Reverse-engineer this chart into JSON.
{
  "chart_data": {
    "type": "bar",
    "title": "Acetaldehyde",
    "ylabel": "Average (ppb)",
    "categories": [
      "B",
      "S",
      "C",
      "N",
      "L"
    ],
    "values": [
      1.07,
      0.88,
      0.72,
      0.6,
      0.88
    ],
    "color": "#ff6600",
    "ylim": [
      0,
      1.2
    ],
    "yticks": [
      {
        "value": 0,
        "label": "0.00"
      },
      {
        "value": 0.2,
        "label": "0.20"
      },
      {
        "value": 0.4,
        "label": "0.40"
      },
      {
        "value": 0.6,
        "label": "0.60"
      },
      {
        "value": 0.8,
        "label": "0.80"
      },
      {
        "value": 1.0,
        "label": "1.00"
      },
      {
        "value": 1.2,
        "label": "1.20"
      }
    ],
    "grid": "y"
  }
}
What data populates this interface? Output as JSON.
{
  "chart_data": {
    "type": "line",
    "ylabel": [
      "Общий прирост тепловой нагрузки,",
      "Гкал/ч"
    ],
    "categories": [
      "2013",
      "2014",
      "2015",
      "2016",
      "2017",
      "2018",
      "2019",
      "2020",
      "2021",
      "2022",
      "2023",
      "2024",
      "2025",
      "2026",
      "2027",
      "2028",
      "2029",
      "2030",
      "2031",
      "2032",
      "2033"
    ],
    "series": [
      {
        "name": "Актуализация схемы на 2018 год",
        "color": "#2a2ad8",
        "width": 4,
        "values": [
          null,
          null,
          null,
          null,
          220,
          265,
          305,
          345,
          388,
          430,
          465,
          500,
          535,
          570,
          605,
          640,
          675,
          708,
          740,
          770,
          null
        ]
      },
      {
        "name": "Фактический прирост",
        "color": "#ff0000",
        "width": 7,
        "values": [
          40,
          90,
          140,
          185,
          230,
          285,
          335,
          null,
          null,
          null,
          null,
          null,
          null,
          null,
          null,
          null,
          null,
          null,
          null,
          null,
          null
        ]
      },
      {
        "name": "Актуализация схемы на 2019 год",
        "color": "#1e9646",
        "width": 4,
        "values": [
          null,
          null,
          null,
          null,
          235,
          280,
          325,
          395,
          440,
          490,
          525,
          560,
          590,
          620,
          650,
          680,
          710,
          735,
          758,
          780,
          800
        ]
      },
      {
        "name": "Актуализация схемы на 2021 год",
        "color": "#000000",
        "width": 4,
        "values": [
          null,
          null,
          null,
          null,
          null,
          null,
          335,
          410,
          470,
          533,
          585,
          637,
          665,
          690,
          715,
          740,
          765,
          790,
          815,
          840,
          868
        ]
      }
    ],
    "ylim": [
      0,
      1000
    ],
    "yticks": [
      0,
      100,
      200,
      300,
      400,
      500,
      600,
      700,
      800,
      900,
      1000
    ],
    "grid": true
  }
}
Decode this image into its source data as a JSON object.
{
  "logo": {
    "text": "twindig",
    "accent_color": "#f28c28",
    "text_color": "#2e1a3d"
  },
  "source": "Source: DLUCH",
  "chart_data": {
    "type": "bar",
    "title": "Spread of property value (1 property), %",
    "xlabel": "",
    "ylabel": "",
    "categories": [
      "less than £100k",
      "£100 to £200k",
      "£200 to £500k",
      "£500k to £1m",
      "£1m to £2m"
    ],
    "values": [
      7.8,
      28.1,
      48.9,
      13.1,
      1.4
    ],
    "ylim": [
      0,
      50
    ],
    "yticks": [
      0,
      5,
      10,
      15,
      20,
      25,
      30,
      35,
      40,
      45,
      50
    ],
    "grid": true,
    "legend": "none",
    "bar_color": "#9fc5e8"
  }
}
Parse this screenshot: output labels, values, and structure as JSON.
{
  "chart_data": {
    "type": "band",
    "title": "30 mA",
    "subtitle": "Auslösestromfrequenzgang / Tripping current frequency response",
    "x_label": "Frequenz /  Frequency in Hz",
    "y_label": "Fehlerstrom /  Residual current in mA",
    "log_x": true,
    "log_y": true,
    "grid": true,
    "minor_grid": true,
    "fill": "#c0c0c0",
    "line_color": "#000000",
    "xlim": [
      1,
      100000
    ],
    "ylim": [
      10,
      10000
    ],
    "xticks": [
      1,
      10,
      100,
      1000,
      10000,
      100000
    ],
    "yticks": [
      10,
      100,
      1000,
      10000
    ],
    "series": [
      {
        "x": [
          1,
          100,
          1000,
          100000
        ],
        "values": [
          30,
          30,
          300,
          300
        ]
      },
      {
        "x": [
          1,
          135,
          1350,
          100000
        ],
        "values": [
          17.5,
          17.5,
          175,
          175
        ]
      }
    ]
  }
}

**Aim of the exercise**
Copy exactly the line containing "Parse this screenshot: output" and every line after it, ending with the last line of the records above.

**Result of this task**
Parse this screenshot: output labels, values, and structure as JSON.
{
  "chart_data": {
    "type": "band",
    "title": "30 mA",
    "subtitle": "Auslösestromfrequenzgang / Tripping current frequency response",
    "x_label": "Frequenz /  Frequency in Hz",
    "y_label": "Fehlerstrom /  Residual current in mA",
    "log_x": true,
    "log_y": true,
    "grid": true,
    "minor_grid": true,
    "fill": "#c0c0c0",
    "line_color": "#000000",
    "xlim": [
      1,
      100000
    ],
    "ylim": [
      10,
      10000
    ],
    "xticks": [
      1,
      10,
      100,
      1000,
      10000,
      100000
    ],
    "yticks": [
      10,
      100,
      1000,
      10000
    ],
    "series": [
      {
        "x": [
          1,
          100,
          1000,
          100000
        ],
        "values": [
          30,
          30,
          300,
          300
        ]
      },
      {
        "x": [
          1,
          135,
          1350,
          100000
        ],
        "values": [
          17.5,
          17.5,
          175,
          175
        ]
      }
    ]
  }
}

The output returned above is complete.